DATASET CONTENT ::
## BEGIN

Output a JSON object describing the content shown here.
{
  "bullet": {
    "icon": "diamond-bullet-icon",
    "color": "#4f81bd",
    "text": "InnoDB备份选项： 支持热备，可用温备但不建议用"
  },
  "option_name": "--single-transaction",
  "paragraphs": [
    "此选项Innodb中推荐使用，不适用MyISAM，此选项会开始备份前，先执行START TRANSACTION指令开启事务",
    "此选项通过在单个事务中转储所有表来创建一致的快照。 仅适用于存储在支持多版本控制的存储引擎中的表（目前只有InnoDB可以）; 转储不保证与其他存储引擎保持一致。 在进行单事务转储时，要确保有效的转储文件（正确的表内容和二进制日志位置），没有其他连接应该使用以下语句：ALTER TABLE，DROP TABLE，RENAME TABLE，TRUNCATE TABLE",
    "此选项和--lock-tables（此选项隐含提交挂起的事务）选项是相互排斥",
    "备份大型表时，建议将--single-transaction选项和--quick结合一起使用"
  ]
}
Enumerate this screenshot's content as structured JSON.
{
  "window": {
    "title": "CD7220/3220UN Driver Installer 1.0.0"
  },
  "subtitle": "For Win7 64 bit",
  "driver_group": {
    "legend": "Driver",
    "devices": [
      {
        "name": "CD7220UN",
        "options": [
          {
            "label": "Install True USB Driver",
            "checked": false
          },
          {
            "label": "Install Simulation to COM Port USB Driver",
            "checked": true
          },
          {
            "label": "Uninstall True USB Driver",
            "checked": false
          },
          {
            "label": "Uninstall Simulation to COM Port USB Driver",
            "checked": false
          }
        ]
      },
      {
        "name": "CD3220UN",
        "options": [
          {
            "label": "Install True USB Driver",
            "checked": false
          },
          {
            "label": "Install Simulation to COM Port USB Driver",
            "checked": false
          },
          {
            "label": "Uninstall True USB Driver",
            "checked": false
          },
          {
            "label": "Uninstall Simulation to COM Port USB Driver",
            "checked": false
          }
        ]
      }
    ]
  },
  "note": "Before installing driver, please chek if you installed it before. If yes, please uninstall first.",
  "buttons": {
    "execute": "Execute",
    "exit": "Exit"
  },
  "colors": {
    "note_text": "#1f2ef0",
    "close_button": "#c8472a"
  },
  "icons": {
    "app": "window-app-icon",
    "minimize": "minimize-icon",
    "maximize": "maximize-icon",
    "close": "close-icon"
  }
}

## END

Extract all of the data shown above and repeat it verbatim.

TASK RESPONSE ::
Output a JSON object describing the content shown here.
{
  "bullet": {
    "icon": "diamond-bullet-icon",
    "color": "#4f81bd",
    "text": "InnoDB备份选项： 支持热备，可用温备但不建议用"
  },
  "option_name": "--single-transaction",
  "paragraphs": [
    "此选项Innodb中推荐使用，不适用MyISAM，此选项会开始备份前，先执行START TRANSACTION指令开启事务",
    "此选项通过在单个事务中转储所有表来创建一致的快照。 仅适用于存储在支持多版本控制的存储引擎中的表（目前只有InnoDB可以）; 转储不保证与其他存储引擎保持一致。 在进行单事务转储时，要确保有效的转储文件（正确的表内容和二进制日志位置），没有其他连接应该使用以下语句：ALTER TABLE，DROP TABLE，RENAME TABLE，TRUNCATE TABLE",
    "此选项和--lock-tables（此选项隐含提交挂起的事务）选项是相互排斥",
    "备份大型表时，建议将--single-transaction选项和--quick结合一起使用"
  ]
}
Enumerate this screenshot's content as structured JSON.
{
  "window": {
    "title": "CD7220/3220UN Driver Installer 1.0.0"
  },
  "subtitle": "For Win7 64 bit",
  "driver_group": {
    "legend": "Driver",
    "devices": [
      {
        "name": "CD7220UN",
        "options": [
          {
            "label": "Install True USB Driver",
            "checked": false
          },
          {
            "label": "Install Simulation to COM Port USB Driver",
            "checked": true
          },
          {
            "label": "Uninstall True USB Driver",
            "checked": false
          },
          {
            "label": "Uninstall Simulation to COM Port USB Driver",
            "checked": false
          }
        ]
      },
      {
        "name": "CD3220UN",
        "options": [
          {
            "label": "Install True USB Driver",
            "checked": false
          },
          {
            "label": "Install Simulation to COM Port USB Driver",
            "checked": false
          },
          {
            "label": "Uninstall True USB Driver",
            "checked": false
          },
          {
            "label": "Uninstall Simulation to COM Port USB Driver",
            "checked": false
          }
        ]
      }
    ]
  },
  "note": "Before installing driver, please chek if you installed it before. If yes, please uninstall first.",
  "buttons": {
    "execute": "Execute",
    "exit": "Exit"
  },
  "colors": {
    "note_text": "#1f2ef0",
    "close_button": "#c8472a"
  },
  "icons": {
    "app": "window-app-icon",
    "minimize": "minimize-icon",
    "maximize": "maximize-icon",
    "close": "close-icon"
  }
}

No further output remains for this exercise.